What is expected » Isolate every line in the data with the string "name" and copy it.

# Start of Information provided

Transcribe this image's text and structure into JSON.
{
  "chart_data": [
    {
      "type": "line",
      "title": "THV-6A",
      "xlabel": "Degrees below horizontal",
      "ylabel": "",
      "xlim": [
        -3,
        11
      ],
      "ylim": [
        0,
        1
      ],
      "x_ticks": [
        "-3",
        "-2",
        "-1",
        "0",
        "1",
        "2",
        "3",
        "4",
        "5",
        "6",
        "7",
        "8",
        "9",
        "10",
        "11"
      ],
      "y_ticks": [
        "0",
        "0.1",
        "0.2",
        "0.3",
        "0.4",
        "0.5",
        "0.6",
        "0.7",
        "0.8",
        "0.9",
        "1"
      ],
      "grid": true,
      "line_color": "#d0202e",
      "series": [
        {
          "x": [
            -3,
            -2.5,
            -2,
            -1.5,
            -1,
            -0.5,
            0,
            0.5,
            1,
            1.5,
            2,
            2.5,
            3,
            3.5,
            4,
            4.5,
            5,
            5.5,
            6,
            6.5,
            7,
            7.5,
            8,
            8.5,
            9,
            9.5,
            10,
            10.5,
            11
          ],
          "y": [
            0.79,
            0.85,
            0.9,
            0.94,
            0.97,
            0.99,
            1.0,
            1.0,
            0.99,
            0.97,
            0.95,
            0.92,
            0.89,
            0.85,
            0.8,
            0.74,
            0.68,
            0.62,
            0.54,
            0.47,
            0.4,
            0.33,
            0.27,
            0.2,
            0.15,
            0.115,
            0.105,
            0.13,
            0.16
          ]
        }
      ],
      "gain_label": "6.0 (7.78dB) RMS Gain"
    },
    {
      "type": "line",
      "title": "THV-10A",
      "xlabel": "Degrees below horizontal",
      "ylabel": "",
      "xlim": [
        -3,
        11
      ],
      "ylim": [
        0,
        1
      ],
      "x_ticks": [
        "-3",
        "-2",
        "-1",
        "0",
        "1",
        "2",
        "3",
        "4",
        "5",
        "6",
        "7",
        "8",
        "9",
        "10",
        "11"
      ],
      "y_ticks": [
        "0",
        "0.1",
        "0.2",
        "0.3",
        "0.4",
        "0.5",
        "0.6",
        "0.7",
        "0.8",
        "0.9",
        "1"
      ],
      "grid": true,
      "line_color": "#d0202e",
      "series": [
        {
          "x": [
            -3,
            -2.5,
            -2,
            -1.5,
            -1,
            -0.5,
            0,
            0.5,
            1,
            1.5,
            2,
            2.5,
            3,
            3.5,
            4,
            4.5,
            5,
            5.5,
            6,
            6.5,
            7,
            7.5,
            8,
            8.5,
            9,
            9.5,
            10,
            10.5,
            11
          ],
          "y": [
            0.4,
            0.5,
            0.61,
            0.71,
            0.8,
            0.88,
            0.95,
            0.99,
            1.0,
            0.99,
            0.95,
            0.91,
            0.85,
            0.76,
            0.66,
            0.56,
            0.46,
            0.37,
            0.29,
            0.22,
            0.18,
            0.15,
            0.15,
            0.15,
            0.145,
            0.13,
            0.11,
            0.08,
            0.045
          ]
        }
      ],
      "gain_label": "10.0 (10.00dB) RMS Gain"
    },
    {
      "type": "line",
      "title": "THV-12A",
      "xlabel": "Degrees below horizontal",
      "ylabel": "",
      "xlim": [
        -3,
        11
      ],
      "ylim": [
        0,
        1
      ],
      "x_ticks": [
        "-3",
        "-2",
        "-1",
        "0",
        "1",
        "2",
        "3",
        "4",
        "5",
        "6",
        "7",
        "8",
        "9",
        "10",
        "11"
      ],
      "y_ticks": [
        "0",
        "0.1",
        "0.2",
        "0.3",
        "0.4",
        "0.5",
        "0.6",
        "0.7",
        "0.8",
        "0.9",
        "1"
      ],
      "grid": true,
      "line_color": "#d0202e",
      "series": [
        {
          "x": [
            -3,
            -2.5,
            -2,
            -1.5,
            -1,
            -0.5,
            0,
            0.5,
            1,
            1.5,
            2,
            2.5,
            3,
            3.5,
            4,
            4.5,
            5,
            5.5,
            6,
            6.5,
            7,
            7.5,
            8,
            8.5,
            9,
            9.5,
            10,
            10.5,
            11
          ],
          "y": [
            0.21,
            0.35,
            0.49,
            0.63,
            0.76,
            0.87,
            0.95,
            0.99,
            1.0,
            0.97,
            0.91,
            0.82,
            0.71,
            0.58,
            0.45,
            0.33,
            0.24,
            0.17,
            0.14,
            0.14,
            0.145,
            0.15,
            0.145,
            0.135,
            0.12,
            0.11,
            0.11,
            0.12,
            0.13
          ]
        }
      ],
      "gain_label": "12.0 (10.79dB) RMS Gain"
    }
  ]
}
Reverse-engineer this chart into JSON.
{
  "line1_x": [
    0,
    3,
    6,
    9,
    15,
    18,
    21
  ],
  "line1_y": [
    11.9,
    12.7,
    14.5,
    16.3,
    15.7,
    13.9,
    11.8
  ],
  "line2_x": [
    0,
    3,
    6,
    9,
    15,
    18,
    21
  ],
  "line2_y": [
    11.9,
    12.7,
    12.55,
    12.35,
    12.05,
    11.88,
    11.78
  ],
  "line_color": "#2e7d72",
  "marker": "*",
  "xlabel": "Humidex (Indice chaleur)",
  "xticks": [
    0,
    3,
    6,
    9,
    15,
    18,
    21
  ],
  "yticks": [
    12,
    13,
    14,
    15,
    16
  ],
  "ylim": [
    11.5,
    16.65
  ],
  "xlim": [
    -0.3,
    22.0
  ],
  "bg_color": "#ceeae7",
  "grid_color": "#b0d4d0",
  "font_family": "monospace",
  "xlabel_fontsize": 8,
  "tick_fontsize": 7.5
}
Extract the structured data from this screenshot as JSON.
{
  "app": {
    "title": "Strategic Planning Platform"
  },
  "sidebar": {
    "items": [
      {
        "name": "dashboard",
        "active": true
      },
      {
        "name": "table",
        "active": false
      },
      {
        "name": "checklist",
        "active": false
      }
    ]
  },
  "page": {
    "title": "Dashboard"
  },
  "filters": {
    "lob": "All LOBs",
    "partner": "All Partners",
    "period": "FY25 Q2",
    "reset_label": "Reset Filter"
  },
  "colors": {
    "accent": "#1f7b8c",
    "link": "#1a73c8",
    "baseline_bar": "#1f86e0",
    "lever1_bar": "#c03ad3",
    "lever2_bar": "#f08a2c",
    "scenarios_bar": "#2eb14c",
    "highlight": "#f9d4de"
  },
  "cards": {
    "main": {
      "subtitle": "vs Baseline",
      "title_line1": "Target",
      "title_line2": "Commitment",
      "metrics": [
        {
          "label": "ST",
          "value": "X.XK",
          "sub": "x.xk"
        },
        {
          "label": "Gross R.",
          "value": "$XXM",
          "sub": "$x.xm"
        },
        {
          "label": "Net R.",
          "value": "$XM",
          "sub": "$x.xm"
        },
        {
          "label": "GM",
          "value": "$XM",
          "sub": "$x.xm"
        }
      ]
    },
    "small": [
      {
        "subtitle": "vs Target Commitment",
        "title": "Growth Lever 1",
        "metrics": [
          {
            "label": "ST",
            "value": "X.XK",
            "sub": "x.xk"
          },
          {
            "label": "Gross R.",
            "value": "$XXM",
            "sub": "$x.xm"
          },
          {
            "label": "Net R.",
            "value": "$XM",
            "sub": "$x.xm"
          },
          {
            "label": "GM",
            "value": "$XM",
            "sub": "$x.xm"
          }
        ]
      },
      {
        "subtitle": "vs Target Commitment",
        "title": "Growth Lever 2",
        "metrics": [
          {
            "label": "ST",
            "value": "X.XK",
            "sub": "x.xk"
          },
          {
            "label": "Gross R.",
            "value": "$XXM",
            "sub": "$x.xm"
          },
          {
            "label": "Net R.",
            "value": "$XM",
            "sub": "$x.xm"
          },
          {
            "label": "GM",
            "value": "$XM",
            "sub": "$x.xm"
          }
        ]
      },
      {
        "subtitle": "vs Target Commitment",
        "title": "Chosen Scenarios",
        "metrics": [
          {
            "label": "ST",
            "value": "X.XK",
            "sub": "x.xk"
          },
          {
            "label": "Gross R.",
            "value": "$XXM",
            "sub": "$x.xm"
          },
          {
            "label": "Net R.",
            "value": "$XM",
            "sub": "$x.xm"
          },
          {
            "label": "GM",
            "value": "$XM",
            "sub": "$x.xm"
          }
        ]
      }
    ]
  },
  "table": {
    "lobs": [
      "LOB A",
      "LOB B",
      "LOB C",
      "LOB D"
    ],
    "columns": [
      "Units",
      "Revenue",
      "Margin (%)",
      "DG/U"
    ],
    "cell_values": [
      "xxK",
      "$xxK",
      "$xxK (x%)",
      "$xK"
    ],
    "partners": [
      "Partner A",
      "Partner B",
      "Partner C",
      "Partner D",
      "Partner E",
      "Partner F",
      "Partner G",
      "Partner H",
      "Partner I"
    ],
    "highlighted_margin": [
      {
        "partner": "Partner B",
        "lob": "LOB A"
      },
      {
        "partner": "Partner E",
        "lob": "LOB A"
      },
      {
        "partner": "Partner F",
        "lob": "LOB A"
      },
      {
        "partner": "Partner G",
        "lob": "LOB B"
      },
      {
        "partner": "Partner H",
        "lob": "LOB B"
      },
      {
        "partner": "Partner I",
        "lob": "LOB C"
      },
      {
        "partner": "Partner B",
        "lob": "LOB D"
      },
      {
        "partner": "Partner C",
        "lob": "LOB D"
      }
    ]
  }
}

# End of Information provided

Result for this exercise »
        "name": "dashboard",
        "name": "table",
        "name": "checklist",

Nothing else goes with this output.